- [WHAT THE TASK REQUIRES] Restate the complete material exactly.

— START OF DATASET ROWS —

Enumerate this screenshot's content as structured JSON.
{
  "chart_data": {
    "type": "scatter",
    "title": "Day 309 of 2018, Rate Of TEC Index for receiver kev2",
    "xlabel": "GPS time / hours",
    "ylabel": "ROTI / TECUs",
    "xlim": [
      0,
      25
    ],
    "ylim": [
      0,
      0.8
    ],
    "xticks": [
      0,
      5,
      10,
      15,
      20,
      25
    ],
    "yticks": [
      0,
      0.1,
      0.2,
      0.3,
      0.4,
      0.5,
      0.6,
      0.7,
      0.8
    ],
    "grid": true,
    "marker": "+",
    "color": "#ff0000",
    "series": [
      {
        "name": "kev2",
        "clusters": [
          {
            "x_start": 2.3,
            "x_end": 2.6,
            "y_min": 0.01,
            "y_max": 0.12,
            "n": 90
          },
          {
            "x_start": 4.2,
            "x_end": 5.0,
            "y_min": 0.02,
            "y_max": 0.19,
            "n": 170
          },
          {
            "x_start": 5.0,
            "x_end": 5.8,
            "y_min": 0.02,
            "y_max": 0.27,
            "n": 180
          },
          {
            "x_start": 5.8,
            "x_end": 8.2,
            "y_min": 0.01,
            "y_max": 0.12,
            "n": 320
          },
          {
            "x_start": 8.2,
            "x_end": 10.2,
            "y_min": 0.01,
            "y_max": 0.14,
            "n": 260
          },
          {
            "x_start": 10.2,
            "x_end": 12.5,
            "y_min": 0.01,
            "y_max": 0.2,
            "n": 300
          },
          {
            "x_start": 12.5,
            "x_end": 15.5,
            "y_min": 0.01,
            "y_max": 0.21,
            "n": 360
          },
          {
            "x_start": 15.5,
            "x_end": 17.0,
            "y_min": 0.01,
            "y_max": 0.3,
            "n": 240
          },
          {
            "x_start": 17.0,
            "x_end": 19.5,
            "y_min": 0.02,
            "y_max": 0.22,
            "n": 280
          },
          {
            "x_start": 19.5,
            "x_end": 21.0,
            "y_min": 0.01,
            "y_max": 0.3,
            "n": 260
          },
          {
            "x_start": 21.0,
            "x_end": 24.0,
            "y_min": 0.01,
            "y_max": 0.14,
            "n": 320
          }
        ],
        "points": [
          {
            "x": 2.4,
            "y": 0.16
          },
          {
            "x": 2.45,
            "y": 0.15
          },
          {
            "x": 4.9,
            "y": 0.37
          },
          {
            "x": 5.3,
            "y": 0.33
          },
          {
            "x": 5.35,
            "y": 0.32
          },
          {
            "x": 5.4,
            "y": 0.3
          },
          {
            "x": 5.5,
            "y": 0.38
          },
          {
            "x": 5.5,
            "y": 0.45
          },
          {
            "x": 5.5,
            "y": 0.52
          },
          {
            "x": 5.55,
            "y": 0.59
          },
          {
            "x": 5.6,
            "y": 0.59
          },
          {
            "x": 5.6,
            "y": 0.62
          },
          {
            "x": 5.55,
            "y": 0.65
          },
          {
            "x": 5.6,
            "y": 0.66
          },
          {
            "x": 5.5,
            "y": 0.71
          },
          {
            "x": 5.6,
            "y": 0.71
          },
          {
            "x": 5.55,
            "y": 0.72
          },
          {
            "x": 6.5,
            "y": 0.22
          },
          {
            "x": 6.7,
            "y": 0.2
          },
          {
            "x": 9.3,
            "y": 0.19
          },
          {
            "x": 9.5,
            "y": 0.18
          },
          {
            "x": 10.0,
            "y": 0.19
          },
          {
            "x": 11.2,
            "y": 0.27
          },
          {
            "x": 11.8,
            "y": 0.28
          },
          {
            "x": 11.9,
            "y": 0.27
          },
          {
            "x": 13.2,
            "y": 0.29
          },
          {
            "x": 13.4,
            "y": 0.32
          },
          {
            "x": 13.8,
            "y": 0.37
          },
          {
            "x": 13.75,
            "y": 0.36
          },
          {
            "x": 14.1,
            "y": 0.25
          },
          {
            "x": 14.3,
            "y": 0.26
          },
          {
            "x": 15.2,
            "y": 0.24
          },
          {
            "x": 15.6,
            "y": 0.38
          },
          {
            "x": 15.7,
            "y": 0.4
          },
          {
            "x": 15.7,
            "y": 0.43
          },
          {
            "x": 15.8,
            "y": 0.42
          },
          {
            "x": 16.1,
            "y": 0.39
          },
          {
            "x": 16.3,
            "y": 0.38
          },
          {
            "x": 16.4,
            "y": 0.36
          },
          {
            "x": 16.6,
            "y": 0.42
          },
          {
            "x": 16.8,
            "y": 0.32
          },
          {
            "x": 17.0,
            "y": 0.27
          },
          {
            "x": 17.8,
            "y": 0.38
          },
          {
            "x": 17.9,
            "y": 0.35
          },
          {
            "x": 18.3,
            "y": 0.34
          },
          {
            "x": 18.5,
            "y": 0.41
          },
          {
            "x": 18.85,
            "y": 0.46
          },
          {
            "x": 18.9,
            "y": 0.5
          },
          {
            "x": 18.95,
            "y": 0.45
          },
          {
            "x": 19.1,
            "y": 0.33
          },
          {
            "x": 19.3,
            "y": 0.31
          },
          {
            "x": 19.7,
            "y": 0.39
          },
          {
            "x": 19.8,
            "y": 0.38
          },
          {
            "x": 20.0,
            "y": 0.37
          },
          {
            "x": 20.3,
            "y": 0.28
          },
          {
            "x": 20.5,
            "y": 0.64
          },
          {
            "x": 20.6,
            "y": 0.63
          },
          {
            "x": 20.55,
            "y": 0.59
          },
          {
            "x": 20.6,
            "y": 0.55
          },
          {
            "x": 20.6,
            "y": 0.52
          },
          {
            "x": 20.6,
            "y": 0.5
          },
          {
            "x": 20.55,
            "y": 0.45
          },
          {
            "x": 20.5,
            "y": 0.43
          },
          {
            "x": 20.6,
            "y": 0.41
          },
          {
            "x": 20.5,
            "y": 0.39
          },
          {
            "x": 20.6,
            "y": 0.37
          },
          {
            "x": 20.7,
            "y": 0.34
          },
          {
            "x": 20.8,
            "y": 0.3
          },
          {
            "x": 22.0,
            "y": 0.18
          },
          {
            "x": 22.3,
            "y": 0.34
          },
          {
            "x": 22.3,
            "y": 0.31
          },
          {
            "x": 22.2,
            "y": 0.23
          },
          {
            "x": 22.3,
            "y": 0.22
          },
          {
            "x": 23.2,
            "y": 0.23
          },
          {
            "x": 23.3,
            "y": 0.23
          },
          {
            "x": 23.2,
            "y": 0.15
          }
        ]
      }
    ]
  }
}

— END OF DATASET ROWS —

- [RESPONSE BELOW]
Enumerate this screenshot's content as structured JSON.
{
  "chart_data": {
    "type": "scatter",
    "title": "Day 309 of 2018, Rate Of TEC Index for receiver kev2",
    "xlabel": "GPS time / hours",
    "ylabel": "ROTI / TECUs",
    "xlim": [
      0,
      25
    ],
    "ylim": [
      0,
      0.8
    ],
    "xticks": [
      0,
      5,
      10,
      15,
      20,
      25
    ],
    "yticks": [
      0,
      0.1,
      0.2,
      0.3,
      0.4,
      0.5,
      0.6,
      0.7,
      0.8
    ],
    "grid": true,
    "marker": "+",
    "color": "#ff0000",
    "series": [
      {
        "name": "kev2",
        "clusters": [
          {
            "x_start": 2.3,
            "x_end": 2.6,
            "y_min": 0.01,
            "y_max": 0.12,
            "n": 90
          },
          {
            "x_start": 4.2,
            "x_end": 5.0,
            "y_min": 0.02,
            "y_max": 0.19,
            "n": 170
          },
          {
            "x_start": 5.0,
            "x_end": 5.8,
            "y_min": 0.02,
            "y_max": 0.27,
            "n": 180
          },
          {
            "x_start": 5.8,
            "x_end": 8.2,
            "y_min": 0.01,
            "y_max": 0.12,
            "n": 320
          },
          {
            "x_start": 8.2,
            "x_end": 10.2,
            "y_min": 0.01,
            "y_max": 0.14,
            "n": 260
          },
          {
            "x_start": 10.2,
            "x_end": 12.5,
            "y_min": 0.01,
            "y_max": 0.2,
            "n": 300
          },
          {
            "x_start": 12.5,
            "x_end": 15.5,
            "y_min": 0.01,
            "y_max": 0.21,
            "n": 360
          },
          {
            "x_start": 15.5,
            "x_end": 17.0,
            "y_min": 0.01,
            "y_max": 0.3,
            "n": 240
          },
          {
            "x_start": 17.0,
            "x_end": 19.5,
            "y_min": 0.02,
            "y_max": 0.22,
            "n": 280
          },
          {
            "x_start": 19.5,
            "x_end": 21.0,
            "y_min": 0.01,
            "y_max": 0.3,
            "n": 260
          },
          {
            "x_start": 21.0,
            "x_end": 24.0,
            "y_min": 0.01,
            "y_max": 0.14,
            "n": 320
          }
        ],
        "points": [
          {
            "x": 2.4,
            "y": 0.16
          },
          {
            "x": 2.45,
            "y": 0.15
          },
          {
            "x": 4.9,
            "y": 0.37
          },
          {
            "x": 5.3,
            "y": 0.33
          },
          {
            "x": 5.35,
            "y": 0.32
          },
          {
            "x": 5.4,
            "y": 0.3
          },
          {
            "x": 5.5,
            "y": 0.38
          },
          {
            "x": 5.5,
            "y": 0.45
          },
          {
            "x": 5.5,
            "y": 0.52
          },
          {
            "x": 5.55,
            "y": 0.59
          },
          {
            "x": 5.6,
            "y": 0.59
          },
          {
            "x": 5.6,
            "y": 0.62
          },
          {
            "x": 5.55,
            "y": 0.65
          },
          {
            "x": 5.6,
            "y": 0.66
          },
          {
            "x": 5.5,
            "y": 0.71
          },
          {
            "x": 5.6,
            "y": 0.71
          },
          {
            "x": 5.55,
            "y": 0.72
          },
          {
            "x": 6.5,
            "y": 0.22
          },
          {
            "x": 6.7,
            "y": 0.2
          },
          {
            "x": 9.3,
            "y": 0.19
          },
          {
            "x": 9.5,
            "y": 0.18
          },
          {
            "x": 10.0,
            "y": 0.19
          },
          {
            "x": 11.2,
            "y": 0.27
          },
          {
            "x": 11.8,
            "y": 0.28
          },
          {
            "x": 11.9,
            "y": 0.27
          },
          {
            "x": 13.2,
            "y": 0.29
          },
          {
            "x": 13.4,
            "y": 0.32
          },
          {
            "x": 13.8,
            "y": 0.37
          },
          {
            "x": 13.75,
            "y": 0.36
          },
          {
            "x": 14.1,
            "y": 0.25
          },
          {
            "x": 14.3,
            "y": 0.26
          },
          {
            "x": 15.2,
            "y": 0.24
          },
          {
            "x": 15.6,
            "y": 0.38
          },
          {
            "x": 15.7,
            "y": 0.4
          },
          {
            "x": 15.7,
            "y": 0.43
          },
          {
            "x": 15.8,
            "y": 0.42
          },
          {
            "x": 16.1,
            "y": 0.39
          },
          {
            "x": 16.3,
            "y": 0.38
          },
          {
            "x": 16.4,
            "y": 0.36
          },
          {
            "x": 16.6,
            "y": 0.42
          },
          {
            "x": 16.8,
            "y": 0.32
          },
          {
            "x": 17.0,
            "y": 0.27
          },
          {
            "x": 17.8,
            "y": 0.38
          },
          {
            "x": 17.9,
            "y": 0.35
          },
          {
            "x": 18.3,
            "y": 0.34
          },
          {
            "x": 18.5,
            "y": 0.41
          },
          {
            "x": 18.85,
            "y": 0.46
          },
          {
            "x": 18.9,
            "y": 0.5
          },
          {
            "x": 18.95,
            "y": 0.45
          },
          {
            "x": 19.1,
            "y": 0.33
          },
          {
            "x": 19.3,
            "y": 0.31
          },
          {
            "x": 19.7,
            "y": 0.39
          },
          {
            "x": 19.8,
            "y": 0.38
          },
          {
            "x": 20.0,
            "y": 0.37
          },
          {
            "x": 20.3,
            "y": 0.28
          },
          {
            "x": 20.5,
            "y": 0.64
          },
          {
            "x": 20.6,
            "y": 0.63
          },
          {
            "x": 20.55,
            "y": 0.59
          },
          {
            "x": 20.6,
            "y": 0.55
          },
          {
            "x": 20.6,
            "y": 0.52
          },
          {
            "x": 20.6,
            "y": 0.5
          },
          {
            "x": 20.55,
            "y": 0.45
          },
          {
            "x": 20.5,
            "y": 0.43
          },
          {
            "x": 20.6,
            "y": 0.41
          },
          {
            "x": 20.5,
            "y": 0.39
          },
          {
            "x": 20.6,
            "y": 0.37
          },
          {
            "x": 20.7,
            "y": 0.34
          },
          {
            "x": 20.8,
            "y": 0.3
          },
          {
            "x": 22.0,
            "y": 0.18
          },
          {
            "x": 22.3,
            "y": 0.34
          },
          {
            "x": 22.3,
            "y": 0.31
          },
          {
            "x": 22.2,
            "y": 0.23
          },
          {
            "x": 22.3,
            "y": 0.22
          },
          {
            "x": 23.2,
            "y": 0.23
          },
          {
            "x": 23.3,
            "y": 0.23
          },
          {
            "x": 23.2,
            "y": 0.15
          }
        ]
      }
    ]
  }
}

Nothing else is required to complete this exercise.